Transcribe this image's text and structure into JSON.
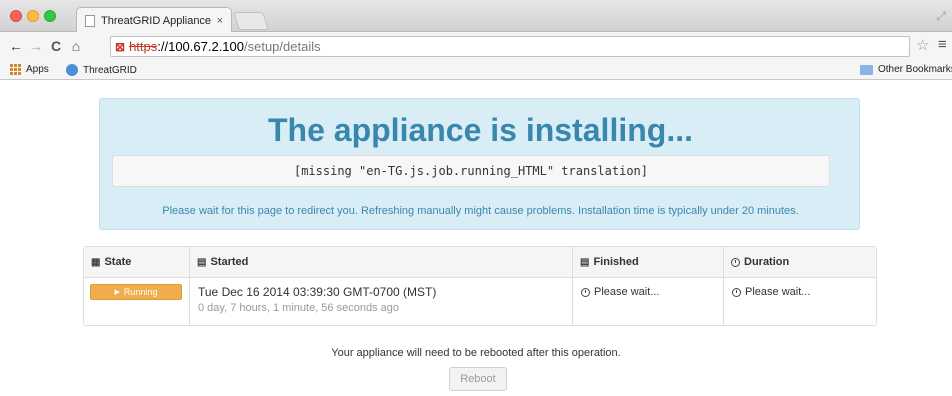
{
  "browser": {
    "tab_title": "ThreatGRID Appliance Adm",
    "tab_close": "×",
    "url_scheme": "https",
    "url_host": "://100.67.2.100",
    "url_path": "/setup/details",
    "bookmarks": {
      "apps": "Apps",
      "threatgrid": "ThreatGRID",
      "other": "Other Bookmarks"
    }
  },
  "alert": {
    "heading": "The appliance is installing...",
    "code": "[missing \"en-TG.js.job.running_HTML\" translation]",
    "note": "Please wait for this page to redirect you. Refreshing manually might cause problems. Installation time is typically under 20 minutes."
  },
  "table": {
    "headers": {
      "state": "State",
      "started": "Started",
      "finished": "Finished",
      "duration": "Duration"
    },
    "row": {
      "status": "Running",
      "started_date": "Tue Dec 16 2014 03:39:30 GMT-0700 (MST)",
      "started_ago": "0 day, 7 hours, 1 minute, 56 seconds ago",
      "finished": "Please wait...",
      "duration": "Please wait..."
    }
  },
  "footer": {
    "reboot_note": "Your appliance will need to be rebooted after this operation.",
    "reboot_label": "Reboot"
  },
  "colors": {
    "alert_bg": "#d9edf7",
    "alert_text": "#3a87ad",
    "running_badge": "#f0ad4e"
  },
  "icons": {
    "state": "grid-icon",
    "started": "calendar-icon",
    "finished": "calendar-icon",
    "duration": "clock-icon"
  }
}
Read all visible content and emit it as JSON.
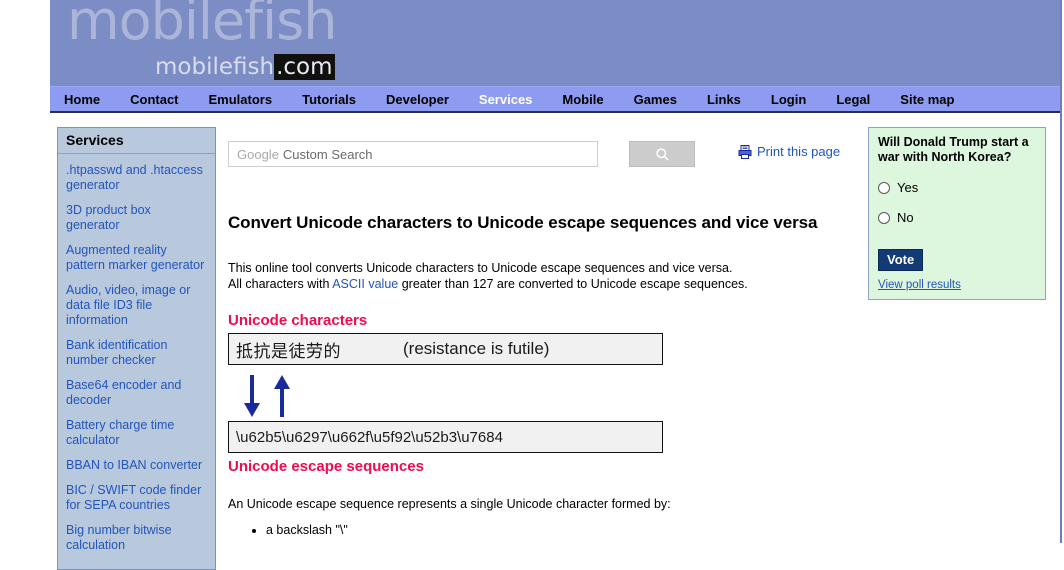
{
  "site": {
    "logo_big": "mobilefish",
    "logo_small": "mobilefish",
    "logo_tld": ".com"
  },
  "nav": {
    "items": [
      {
        "label": "Home",
        "active": false
      },
      {
        "label": "Contact",
        "active": false
      },
      {
        "label": "Emulators",
        "active": false
      },
      {
        "label": "Tutorials",
        "active": false
      },
      {
        "label": "Developer",
        "active": false
      },
      {
        "label": "Services",
        "active": true
      },
      {
        "label": "Mobile",
        "active": false
      },
      {
        "label": "Games",
        "active": false
      },
      {
        "label": "Links",
        "active": false
      },
      {
        "label": "Login",
        "active": false
      },
      {
        "label": "Legal",
        "active": false
      },
      {
        "label": "Site map",
        "active": false
      }
    ]
  },
  "sidebar": {
    "header": "Services",
    "items": [
      {
        "label": ".htpasswd and .htaccess generator"
      },
      {
        "label": "3D product box generator"
      },
      {
        "label": "Augmented reality pattern marker generator"
      },
      {
        "label": "Audio, video, image or data file ID3 file information"
      },
      {
        "label": "Bank identification number checker"
      },
      {
        "label": "Base64 encoder and decoder"
      },
      {
        "label": "Battery charge time calculator"
      },
      {
        "label": "BBAN to IBAN converter"
      },
      {
        "label": "BIC / SWIFT code finder for SEPA countries"
      },
      {
        "label": "Big number bitwise calculation"
      }
    ]
  },
  "search": {
    "brand": "Google",
    "placeholder": "Custom Search",
    "value": "",
    "button_icon": "search-icon"
  },
  "print": {
    "label": "Print this page",
    "icon": "printer-icon"
  },
  "main": {
    "title": "Convert Unicode characters to Unicode escape sequences and vice versa",
    "intro_line1": "This online tool converts Unicode characters to Unicode escape sequences and vice versa.",
    "intro_line2_pre": "All characters with ",
    "intro_link": "ASCII value",
    "intro_line2_post": " greater than 127 are converted to Unicode escape sequences.",
    "input_label": "Unicode characters",
    "input_cjk": "抵抗是徒劳的",
    "input_translation": "(resistance is futile)",
    "output_label": "Unicode escape sequences",
    "output_value": "\\u62b5\\u6297\\u662f\\u5f92\\u52b3\\u7684",
    "explain": "An Unicode escape sequence represents a single Unicode character formed by:",
    "bullets": [
      "a backslash \"\\\""
    ]
  },
  "poll": {
    "question": "Will Donald Trump start a war with North Korea?",
    "options": [
      "Yes",
      "No"
    ],
    "vote_label": "Vote",
    "results_label": "View poll results"
  },
  "colors": {
    "banner": "#7c8cc4",
    "navbar": "#8d9cf0",
    "sidebar": "#b8c8dd",
    "link": "#2255bb",
    "label_red": "#ef0b4e",
    "poll_bg": "#ddf6de",
    "vote_bg": "#123a75",
    "arrow": "#1a2a9c"
  }
}
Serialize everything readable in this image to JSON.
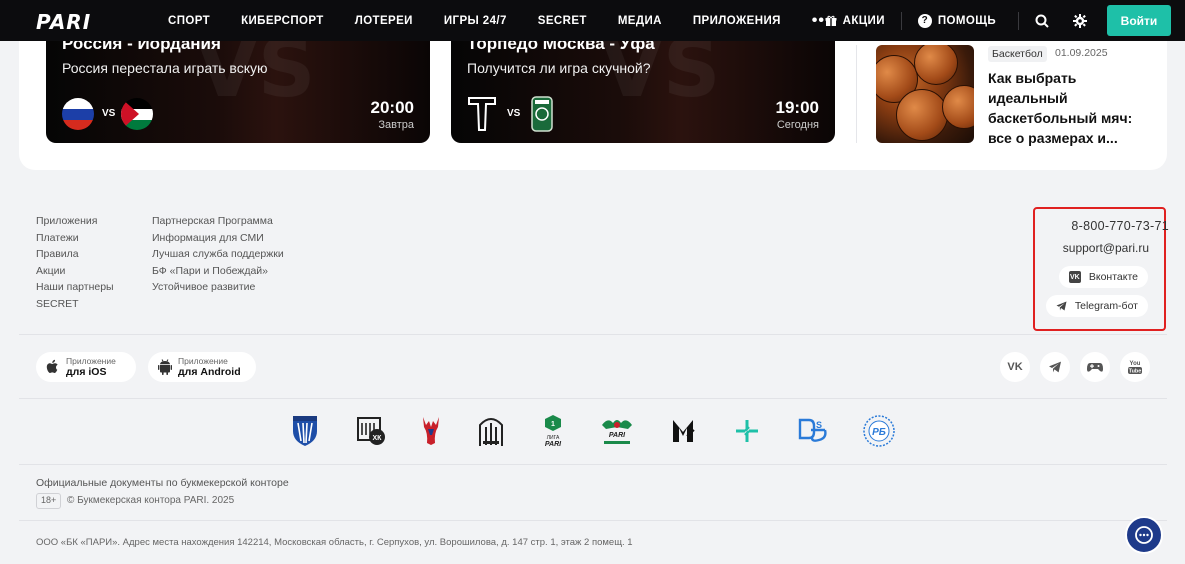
{
  "header": {
    "logo": "PARI",
    "nav": [
      "СПОРТ",
      "КИБЕРСПОРТ",
      "ЛОТЕРЕИ",
      "ИГРЫ 24/7",
      "SECRET",
      "МЕДИА",
      "ПРИЛОЖЕНИЯ"
    ],
    "more": "•••",
    "promo": "АКЦИИ",
    "help": "ПОМОЩЬ",
    "login": "Войти"
  },
  "matches": [
    {
      "title": "Россия - Иордания",
      "subtitle": "Россия перестала играть вскую",
      "vs": "VS",
      "time": "20:00",
      "day": "Завтра"
    },
    {
      "title": "Торпедо Москва - Уфа",
      "subtitle": "Получится ли игра скучной?",
      "vs": "VS",
      "time": "19:00",
      "day": "Сегодня"
    }
  ],
  "news": {
    "tag": "Баскетбол",
    "date": "01.09.2025",
    "title": "Как выбрать идеальный баскетбольный мяч: все о размерах и..."
  },
  "footer": {
    "col1": [
      "Приложения",
      "Платежи",
      "Правила",
      "Акции",
      "Наши партнеры",
      "SECRET"
    ],
    "col2": [
      "Партнерская Программа",
      "Информация для СМИ",
      "Лучшая служба поддержки",
      "БФ «Пари и Побеждай»",
      "Устойчивое развитие"
    ],
    "phone": "8-800-770-73-71",
    "email": "support@pari.ru",
    "vk": "Вконтакте",
    "telegram": "Telegram-бот",
    "app_ios_small": "Приложение",
    "app_ios_big": "для iOS",
    "app_android_small": "Приложение",
    "app_android_big": "для Android",
    "docs": "Официальные документы по букмекерской конторе",
    "age": "18+",
    "copyright": "© Букмекерская контора PARI. 2025",
    "legal": "ООО «БК «ПАРИ». Адрес места нахождения 142214, Московская область, г. Серпухов, ул. Ворошилова, д. 147 стр. 1, этаж 2 помещ. 1"
  },
  "colors": {
    "accent": "#1ec0a8",
    "header": "#0c0c0e",
    "highlight": "#e02020",
    "chat": "#1e3a8a"
  }
}
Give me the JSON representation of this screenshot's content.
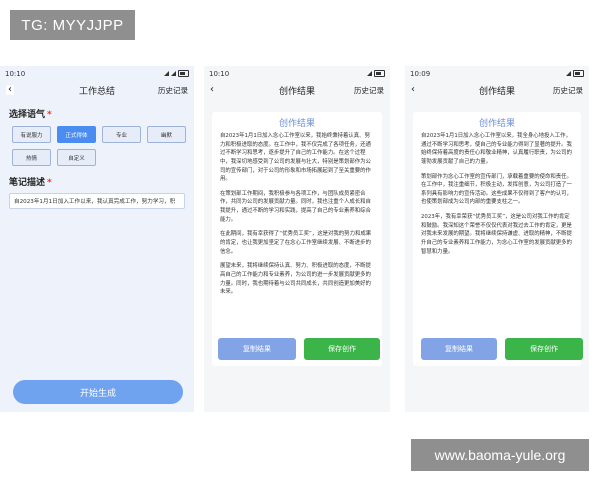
{
  "watermarks": {
    "top": "TG: MYYJJPP",
    "bottom": "www.baoma-yule.org"
  },
  "colors": {
    "accent": "#4a8cf0",
    "save": "#3bb54a",
    "copy": "#82a4e6",
    "title_blue": "#6c8fd2"
  },
  "screen1": {
    "time": "10:10",
    "title": "工作总结",
    "history": "历史记录",
    "tone_label": "选择语气",
    "tones": [
      "有说服力",
      "正式得体",
      "专业",
      "幽默",
      "热情",
      "自定义"
    ],
    "active_tone": "正式得体",
    "note_label": "笔记描述",
    "note_value": "自2023年1月1日加入工作以来，我认真完成工作，努力学习，积",
    "start_button": "开始生成"
  },
  "screen2": {
    "time": "10:10",
    "title": "创作结果",
    "history": "历史记录",
    "card_title": "创作结果",
    "paragraphs": [
      "自2023年1月1日加入念心工作室以来，我始终秉持着认真、努力和积极进取的态度。在工作中，我不仅完成了各项任务，还通过不断学习和思考，逐步提升了自己的工作能力。在这个过程中，我深切地感受到了公司的发展与壮大，特别是策划部作为公司的宣传部门，对于公司的形象和市场拓展起到了至关重要的作用。",
      "在策划部工作期间，我积极参与各项工作，与团队成员紧密合作，共同为公司的发展贡献力量。同时，我也注重个人成长和自我提升，通过不断的学习和实践，提高了自己的专业素养和综合能力。",
      "在此期间，我有幸获得了“优秀员工奖”，这是对我的努力和成果的肯定，也让我更加坚定了在念心工作室继续发展、不断进步的信念。",
      "展望未来，我将继续保持认真、努力、积极进取的态度，不断提高自己的工作能力和专业素养，为公司的进一步发展贡献更多的力量。同时，我也期待着与公司共同成长，共同创造更加美好的未来。"
    ],
    "copy_button": "复制结果",
    "save_button": "保存创作"
  },
  "screen3": {
    "time": "10:09",
    "title": "创作结果",
    "history": "历史记录",
    "card_title": "创作结果",
    "paragraphs": [
      "自2023年1月1日加入念心工作室以来，我全身心地投入工作，通过不断学习和思考，使自己的专业能力得到了显著的提升。我始终保持着高度的责任心和敬业精神，认真履行职责，为公司的蓬勃发展贡献了自己的力量。",
      "策划部作为念心工作室的宣传部门，承载着重要的使命和责任。在工作中，我注重细节，积极主动，发挥创意，为公司打造了一系列具有影响力的宣传活动。这些成果不仅得到了客户的认可，也使策划部成为公司内部的重要支柱之一。",
      "2023年，我有幸荣获“优秀员工奖”，这是公司对我工作的肯定和鼓励。我深知这个荣誉不仅仅代表对我过去工作的肯定，更是对我未来发展的期望。我将继续保持谦虚、进取的精神，不断提升自己的专业素养和工作能力，为念心工作室的发展贡献更多的智慧和力量。"
    ],
    "copy_button": "复制结果",
    "save_button": "保存创作"
  }
}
------------------------
Direction:
Looking at the listing above, count the lines that contain "escape" and give nothing but the number.

Task answer:
5